** What is expected **
Give only the number of lines that include the string "TradingView".

>> start

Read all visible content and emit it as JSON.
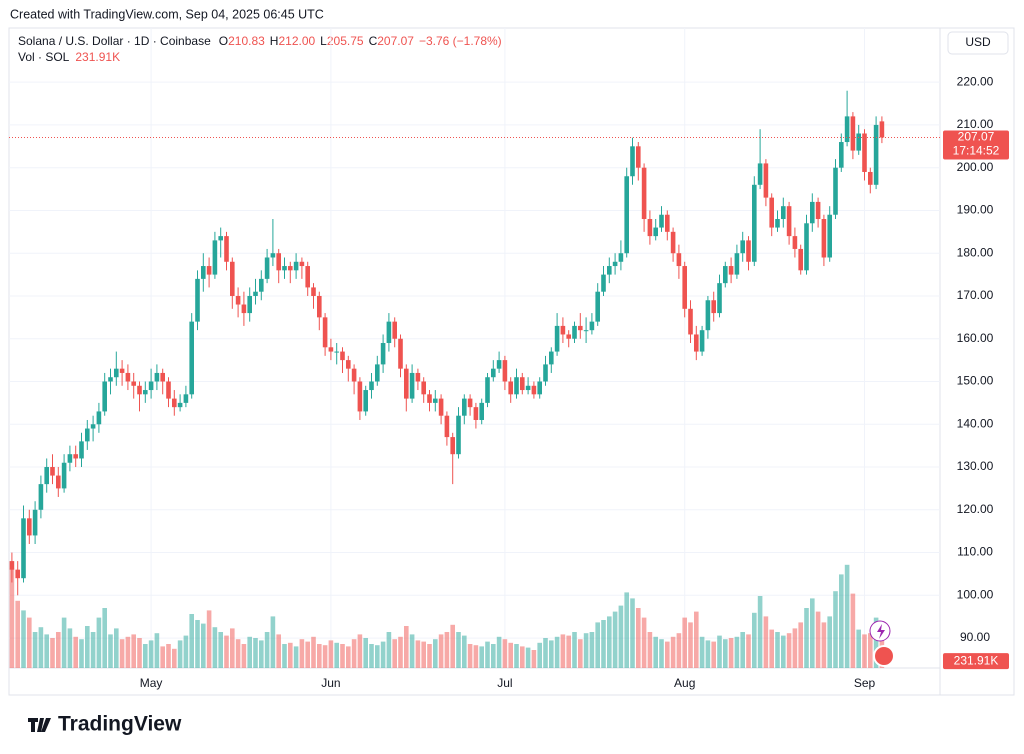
{
  "header": {
    "created": "Created with TradingView.com, Sep 04, 2025 06:45 UTC"
  },
  "chart_data": {
    "type": "candlestick",
    "legend": {
      "symbol": "Solana / U.S. Dollar · 1D · Coinbase",
      "items": [
        {
          "key": "O",
          "value": "210.83"
        },
        {
          "key": "H",
          "value": "212.00"
        },
        {
          "key": "L",
          "value": "205.75"
        },
        {
          "key": "C",
          "value": "207.07"
        }
      ],
      "change": "−3.76 (−1.78%)",
      "volume_title": "Vol · SOL",
      "volume_value": "231.91K"
    },
    "currency": "USD",
    "up_color": "#26a69a",
    "down_color": "#ef5350",
    "ylim": [
      83,
      232.2
    ],
    "yticks": [
      {
        "value": 90,
        "label": "90.00"
      },
      {
        "value": 100,
        "label": "100.00"
      },
      {
        "value": 110,
        "label": "110.00"
      },
      {
        "value": 120,
        "label": "120.00"
      },
      {
        "value": 130,
        "label": "130.00"
      },
      {
        "value": 140,
        "label": "140.00"
      },
      {
        "value": 150,
        "label": "150.00"
      },
      {
        "value": 160,
        "label": "160.00"
      },
      {
        "value": 170,
        "label": "170.00"
      },
      {
        "value": 180,
        "label": "180.00"
      },
      {
        "value": 190,
        "label": "190.00"
      },
      {
        "value": 200,
        "label": "200.00"
      },
      {
        "value": 210,
        "label": "210.00"
      },
      {
        "value": 220,
        "label": "220.00"
      }
    ],
    "xticks": [
      {
        "value": 24,
        "label": "May"
      },
      {
        "value": 55,
        "label": "Jun"
      },
      {
        "value": 85,
        "label": "Jul"
      },
      {
        "value": 116,
        "label": "Aug"
      },
      {
        "value": 147,
        "label": "Sep"
      }
    ],
    "grid": true,
    "last_price": {
      "value": 207.07,
      "label": "207.07",
      "countdown": "17:14:52"
    },
    "last_volume": {
      "value": 231.91,
      "label": "231.91K"
    },
    "volume_ylim": [
      0,
      5317
    ],
    "candles": [
      [
        108,
        110,
        103,
        106
      ],
      [
        106,
        108,
        100,
        104
      ],
      [
        104,
        121,
        103,
        118
      ],
      [
        118,
        120,
        112,
        114
      ],
      [
        114,
        122,
        112,
        120
      ],
      [
        120,
        128,
        118,
        126
      ],
      [
        126,
        132,
        124,
        130
      ],
      [
        130,
        133,
        126,
        128
      ],
      [
        128,
        130,
        123,
        125
      ],
      [
        125,
        133,
        124,
        131
      ],
      [
        131,
        135,
        129,
        133
      ],
      [
        133,
        135,
        130,
        132
      ],
      [
        132,
        138,
        130,
        136
      ],
      [
        136,
        141,
        134,
        139
      ],
      [
        139,
        142,
        136,
        140
      ],
      [
        140,
        145,
        138,
        143
      ],
      [
        143,
        152,
        142,
        150
      ],
      [
        150,
        153,
        147,
        151
      ],
      [
        151,
        157,
        149,
        153
      ],
      [
        153,
        155,
        149,
        152
      ],
      [
        152,
        154,
        148,
        150
      ],
      [
        150,
        152,
        146,
        149
      ],
      [
        149,
        150,
        143,
        147
      ],
      [
        147,
        150,
        145,
        148
      ],
      [
        148,
        153,
        146,
        150
      ],
      [
        150,
        154,
        148,
        152
      ],
      [
        152,
        153,
        147,
        150
      ],
      [
        150,
        151,
        144,
        146
      ],
      [
        146,
        148,
        142,
        144
      ],
      [
        144,
        147,
        143,
        145
      ],
      [
        145,
        149,
        144,
        147
      ],
      [
        147,
        166,
        146,
        164
      ],
      [
        164,
        176,
        162,
        174
      ],
      [
        174,
        180,
        171,
        177
      ],
      [
        177,
        179,
        172,
        175
      ],
      [
        175,
        185,
        174,
        183
      ],
      [
        183,
        186,
        179,
        184
      ],
      [
        184,
        185,
        176,
        178
      ],
      [
        178,
        179,
        167,
        170
      ],
      [
        170,
        172,
        165,
        168
      ],
      [
        168,
        171,
        163,
        166
      ],
      [
        166,
        172,
        164,
        170
      ],
      [
        170,
        174,
        168,
        171
      ],
      [
        171,
        176,
        169,
        174
      ],
      [
        174,
        181,
        173,
        179
      ],
      [
        179,
        188,
        177,
        180
      ],
      [
        180,
        181,
        173,
        176
      ],
      [
        176,
        179,
        174,
        177
      ],
      [
        177,
        178,
        173,
        176
      ],
      [
        176,
        180,
        174,
        178
      ],
      [
        178,
        179,
        174,
        177
      ],
      [
        177,
        178,
        170,
        172
      ],
      [
        172,
        173,
        167,
        170
      ],
      [
        170,
        171,
        162,
        165
      ],
      [
        165,
        166,
        156,
        158
      ],
      [
        158,
        160,
        155,
        157
      ],
      [
        157,
        159,
        154,
        157
      ],
      [
        157,
        158,
        152,
        155
      ],
      [
        155,
        156,
        150,
        153
      ],
      [
        153,
        154,
        147,
        150
      ],
      [
        150,
        151,
        141,
        143
      ],
      [
        143,
        149,
        142,
        148
      ],
      [
        148,
        152,
        146,
        150
      ],
      [
        150,
        156,
        149,
        154
      ],
      [
        154,
        161,
        152,
        159
      ],
      [
        159,
        166,
        157,
        164
      ],
      [
        164,
        165,
        158,
        160
      ],
      [
        160,
        161,
        151,
        153
      ],
      [
        153,
        154,
        143,
        146
      ],
      [
        146,
        154,
        145,
        152
      ],
      [
        152,
        153,
        148,
        150
      ],
      [
        150,
        151,
        145,
        147
      ],
      [
        147,
        148,
        143,
        145
      ],
      [
        145,
        148,
        143,
        146
      ],
      [
        146,
        147,
        140,
        142
      ],
      [
        142,
        143,
        135,
        137
      ],
      [
        137,
        138,
        126,
        133
      ],
      [
        133,
        144,
        132,
        142
      ],
      [
        142,
        147,
        140,
        146
      ],
      [
        146,
        147,
        142,
        144
      ],
      [
        144,
        145,
        139,
        141
      ],
      [
        141,
        146,
        140,
        145
      ],
      [
        145,
        152,
        144,
        151
      ],
      [
        151,
        155,
        150,
        153
      ],
      [
        153,
        157,
        152,
        155
      ],
      [
        155,
        156,
        148,
        150
      ],
      [
        150,
        151,
        145,
        147
      ],
      [
        147,
        153,
        146,
        151
      ],
      [
        151,
        152,
        147,
        148
      ],
      [
        148,
        151,
        147,
        149
      ],
      [
        149,
        150,
        146,
        147
      ],
      [
        147,
        151,
        146,
        150
      ],
      [
        150,
        156,
        149,
        154
      ],
      [
        154,
        158,
        152,
        157
      ],
      [
        157,
        166,
        156,
        163
      ],
      [
        163,
        165,
        159,
        161
      ],
      [
        161,
        162,
        158,
        160
      ],
      [
        160,
        164,
        159,
        163
      ],
      [
        163,
        166,
        160,
        162
      ],
      [
        162,
        165,
        159,
        162
      ],
      [
        162,
        166,
        161,
        164
      ],
      [
        164,
        173,
        163,
        171
      ],
      [
        171,
        177,
        170,
        175
      ],
      [
        175,
        179,
        173,
        177
      ],
      [
        177,
        180,
        175,
        178
      ],
      [
        178,
        183,
        176,
        180
      ],
      [
        180,
        200,
        179,
        198
      ],
      [
        198,
        207,
        196,
        205
      ],
      [
        205,
        206,
        197,
        200
      ],
      [
        200,
        201,
        185,
        188
      ],
      [
        188,
        190,
        182,
        184
      ],
      [
        184,
        188,
        183,
        186
      ],
      [
        186,
        191,
        185,
        189
      ],
      [
        189,
        190,
        183,
        185
      ],
      [
        185,
        186,
        178,
        180
      ],
      [
        180,
        182,
        174,
        177
      ],
      [
        177,
        178,
        165,
        167
      ],
      [
        167,
        169,
        159,
        161
      ],
      [
        161,
        163,
        155,
        157
      ],
      [
        157,
        163,
        156,
        162
      ],
      [
        162,
        170,
        160,
        169
      ],
      [
        169,
        171,
        164,
        166
      ],
      [
        166,
        175,
        165,
        173
      ],
      [
        173,
        178,
        172,
        177
      ],
      [
        177,
        179,
        173,
        175
      ],
      [
        175,
        182,
        174,
        180
      ],
      [
        180,
        185,
        178,
        183
      ],
      [
        183,
        184,
        176,
        178
      ],
      [
        178,
        198,
        177,
        196
      ],
      [
        196,
        209,
        195,
        201
      ],
      [
        201,
        202,
        191,
        193
      ],
      [
        193,
        194,
        184,
        186
      ],
      [
        186,
        190,
        185,
        188
      ],
      [
        188,
        193,
        186,
        191
      ],
      [
        191,
        192,
        182,
        184
      ],
      [
        184,
        186,
        179,
        181
      ],
      [
        181,
        182,
        175,
        176
      ],
      [
        176,
        189,
        175,
        187
      ],
      [
        187,
        194,
        185,
        192
      ],
      [
        192,
        193,
        186,
        188
      ],
      [
        188,
        189,
        177,
        179
      ],
      [
        179,
        191,
        178,
        189
      ],
      [
        189,
        202,
        188,
        200
      ],
      [
        200,
        208,
        199,
        206
      ],
      [
        206,
        218,
        205,
        212
      ],
      [
        212,
        213,
        202,
        204
      ],
      [
        204,
        210,
        203,
        208
      ],
      [
        208,
        209,
        197,
        199
      ],
      [
        199,
        200,
        194,
        196
      ],
      [
        196,
        212,
        195,
        210
      ],
      [
        210.83,
        212,
        205.75,
        207.07
      ]
    ],
    "volume": [
      830,
      560,
      480,
      420,
      300,
      340,
      280,
      250,
      300,
      420,
      330,
      260,
      240,
      350,
      300,
      420,
      500,
      280,
      330,
      240,
      260,
      280,
      250,
      200,
      230,
      290,
      180,
      200,
      160,
      230,
      270,
      450,
      400,
      370,
      480,
      340,
      300,
      270,
      330,
      240,
      200,
      260,
      250,
      230,
      300,
      430,
      280,
      200,
      210,
      180,
      240,
      220,
      260,
      200,
      190,
      230,
      210,
      200,
      180,
      240,
      280,
      250,
      200,
      190,
      220,
      300,
      240,
      260,
      350,
      280,
      230,
      220,
      200,
      240,
      280,
      300,
      360,
      300,
      270,
      200,
      190,
      180,
      220,
      200,
      260,
      240,
      210,
      200,
      180,
      170,
      150,
      210,
      250,
      230,
      260,
      280,
      270,
      300,
      240,
      290,
      300,
      380,
      400,
      430,
      470,
      520,
      630,
      580,
      500,
      420,
      300,
      260,
      240,
      220,
      260,
      290,
      420,
      380,
      470,
      260,
      230,
      220,
      270,
      240,
      250,
      260,
      300,
      280,
      460,
      600,
      430,
      320,
      300,
      270,
      290,
      330,
      380,
      500,
      580,
      470,
      380,
      430,
      640,
      780,
      860,
      620,
      320,
      280,
      290,
      420,
      231.91
    ]
  },
  "footer": {
    "brand": "TradingView"
  }
}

>> end

** Response **
2